--- Start of Supplied records ---

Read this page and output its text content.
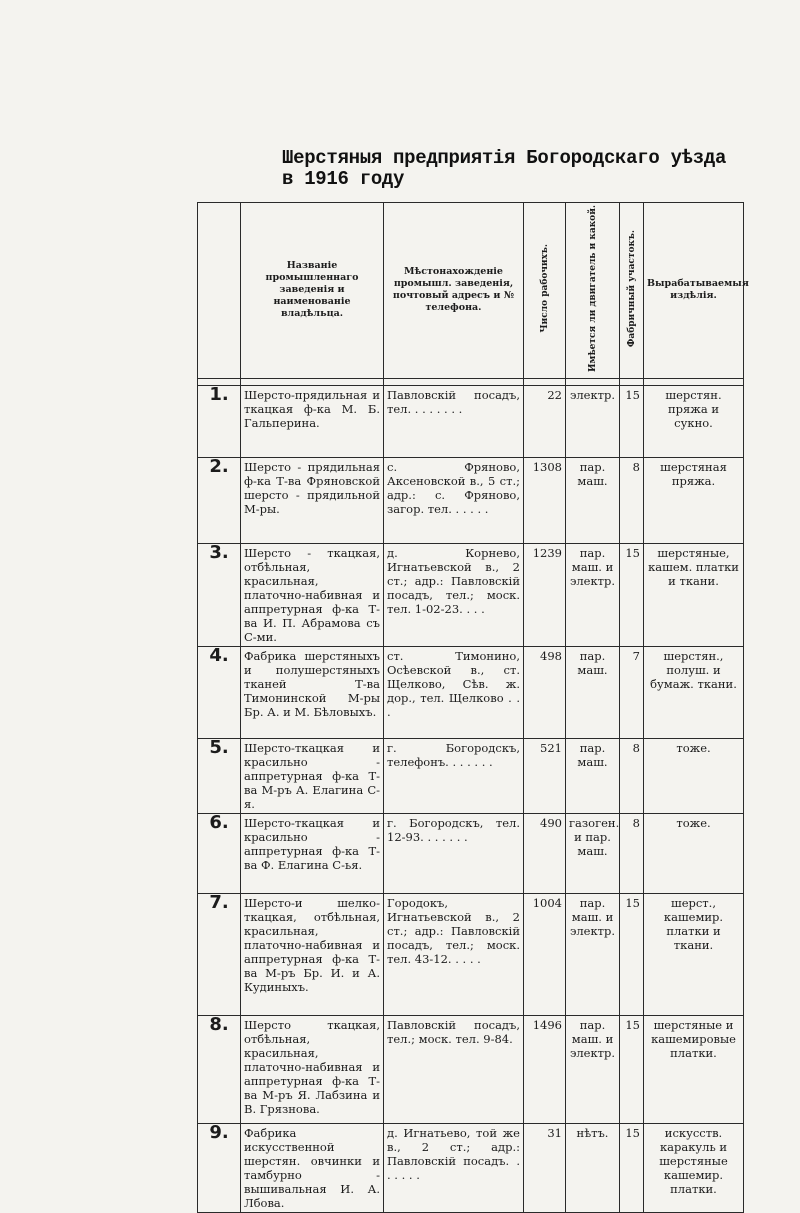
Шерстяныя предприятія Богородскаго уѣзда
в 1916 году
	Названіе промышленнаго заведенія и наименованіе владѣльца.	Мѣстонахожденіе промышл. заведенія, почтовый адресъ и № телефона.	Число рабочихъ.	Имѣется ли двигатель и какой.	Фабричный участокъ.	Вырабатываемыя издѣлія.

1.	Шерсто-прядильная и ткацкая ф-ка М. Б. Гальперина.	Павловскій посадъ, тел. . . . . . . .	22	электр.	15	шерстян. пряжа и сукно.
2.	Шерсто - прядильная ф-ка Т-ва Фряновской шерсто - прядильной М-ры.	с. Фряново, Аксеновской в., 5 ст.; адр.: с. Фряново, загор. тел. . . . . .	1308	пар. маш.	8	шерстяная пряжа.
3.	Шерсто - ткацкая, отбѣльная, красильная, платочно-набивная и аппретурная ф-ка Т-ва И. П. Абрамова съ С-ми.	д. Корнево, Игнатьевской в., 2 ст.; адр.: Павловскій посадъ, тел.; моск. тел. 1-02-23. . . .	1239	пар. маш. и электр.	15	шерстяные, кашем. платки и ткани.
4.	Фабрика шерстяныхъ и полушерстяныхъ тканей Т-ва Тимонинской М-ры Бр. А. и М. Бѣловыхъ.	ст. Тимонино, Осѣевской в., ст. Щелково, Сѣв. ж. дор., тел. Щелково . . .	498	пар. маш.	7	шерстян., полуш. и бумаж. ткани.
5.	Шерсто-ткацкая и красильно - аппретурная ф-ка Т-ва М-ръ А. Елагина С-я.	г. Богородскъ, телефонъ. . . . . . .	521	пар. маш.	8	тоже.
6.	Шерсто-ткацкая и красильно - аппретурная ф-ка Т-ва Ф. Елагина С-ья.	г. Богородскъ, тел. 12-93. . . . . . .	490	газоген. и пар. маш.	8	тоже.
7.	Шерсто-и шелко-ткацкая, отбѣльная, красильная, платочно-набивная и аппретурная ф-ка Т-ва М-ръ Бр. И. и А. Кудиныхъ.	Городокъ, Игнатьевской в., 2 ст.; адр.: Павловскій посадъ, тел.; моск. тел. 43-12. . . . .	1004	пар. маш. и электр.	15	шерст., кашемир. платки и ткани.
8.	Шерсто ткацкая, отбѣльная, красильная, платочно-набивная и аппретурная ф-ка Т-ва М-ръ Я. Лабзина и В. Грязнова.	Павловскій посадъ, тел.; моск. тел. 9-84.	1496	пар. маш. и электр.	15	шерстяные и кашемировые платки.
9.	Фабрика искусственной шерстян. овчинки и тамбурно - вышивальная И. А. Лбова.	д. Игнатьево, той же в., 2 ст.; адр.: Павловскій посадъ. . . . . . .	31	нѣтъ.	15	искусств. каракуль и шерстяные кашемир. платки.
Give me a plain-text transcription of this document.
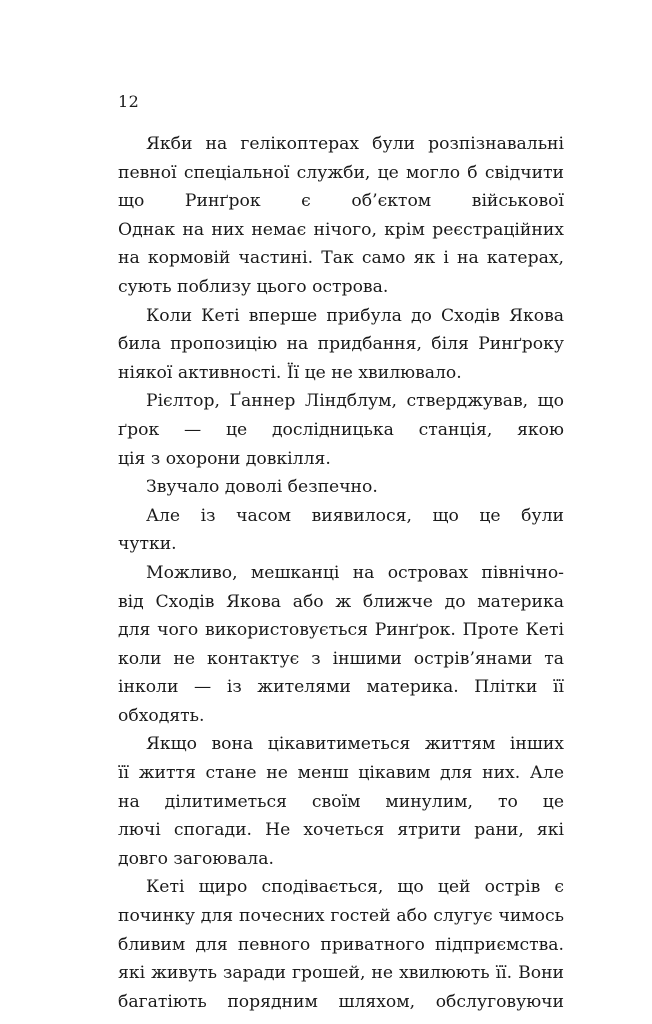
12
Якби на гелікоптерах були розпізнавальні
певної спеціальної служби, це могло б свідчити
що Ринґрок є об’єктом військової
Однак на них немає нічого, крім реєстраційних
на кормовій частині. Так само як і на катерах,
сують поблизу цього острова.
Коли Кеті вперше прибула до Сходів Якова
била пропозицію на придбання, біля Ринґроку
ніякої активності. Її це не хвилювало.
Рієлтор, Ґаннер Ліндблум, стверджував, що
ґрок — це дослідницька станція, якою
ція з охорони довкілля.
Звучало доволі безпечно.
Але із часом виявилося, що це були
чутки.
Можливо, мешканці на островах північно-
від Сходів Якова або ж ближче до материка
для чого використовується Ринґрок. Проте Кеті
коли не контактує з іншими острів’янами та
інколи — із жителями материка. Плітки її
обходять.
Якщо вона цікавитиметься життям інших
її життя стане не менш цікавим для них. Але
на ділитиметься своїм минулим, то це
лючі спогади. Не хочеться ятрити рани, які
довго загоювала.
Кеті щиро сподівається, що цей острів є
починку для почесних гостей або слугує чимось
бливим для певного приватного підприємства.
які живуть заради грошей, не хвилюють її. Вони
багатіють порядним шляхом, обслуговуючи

--- End of Supplied records ---

▶ [Exercise] In the material above, how many lines hold the word "Якова"? Say only the number.

▶ [Answer to this problem] 2